(Records for processing):
****************

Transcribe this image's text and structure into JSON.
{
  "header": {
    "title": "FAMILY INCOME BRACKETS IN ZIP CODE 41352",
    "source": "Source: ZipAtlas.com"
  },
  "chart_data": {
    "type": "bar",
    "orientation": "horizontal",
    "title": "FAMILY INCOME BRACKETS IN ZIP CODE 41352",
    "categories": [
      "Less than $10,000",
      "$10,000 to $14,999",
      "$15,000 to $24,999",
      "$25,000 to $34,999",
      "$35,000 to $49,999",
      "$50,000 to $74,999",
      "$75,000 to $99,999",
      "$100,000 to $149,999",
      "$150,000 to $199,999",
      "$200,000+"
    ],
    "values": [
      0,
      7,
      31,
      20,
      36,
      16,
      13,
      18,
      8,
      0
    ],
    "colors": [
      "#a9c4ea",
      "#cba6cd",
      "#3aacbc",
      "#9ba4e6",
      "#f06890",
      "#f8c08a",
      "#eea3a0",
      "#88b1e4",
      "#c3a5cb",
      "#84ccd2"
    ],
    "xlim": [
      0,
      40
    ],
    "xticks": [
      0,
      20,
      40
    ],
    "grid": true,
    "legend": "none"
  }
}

****************

(What is asked): Repeat all of the entries exactly.

(Solution):
Transcribe this image's text and structure into JSON.
{
  "header": {
    "title": "FAMILY INCOME BRACKETS IN ZIP CODE 41352",
    "source": "Source: ZipAtlas.com"
  },
  "chart_data": {
    "type": "bar",
    "orientation": "horizontal",
    "title": "FAMILY INCOME BRACKETS IN ZIP CODE 41352",
    "categories": [
      "Less than $10,000",
      "$10,000 to $14,999",
      "$15,000 to $24,999",
      "$25,000 to $34,999",
      "$35,000 to $49,999",
      "$50,000 to $74,999",
      "$75,000 to $99,999",
      "$100,000 to $149,999",
      "$150,000 to $199,999",
      "$200,000+"
    ],
    "values": [
      0,
      7,
      31,
      20,
      36,
      16,
      13,
      18,
      8,
      0
    ],
    "colors": [
      "#a9c4ea",
      "#cba6cd",
      "#3aacbc",
      "#9ba4e6",
      "#f06890",
      "#f8c08a",
      "#eea3a0",
      "#88b1e4",
      "#c3a5cb",
      "#84ccd2"
    ],
    "xlim": [
      0,
      40
    ],
    "xticks": [
      0,
      20,
      40
    ],
    "grid": true,
    "legend": "none"
  }
}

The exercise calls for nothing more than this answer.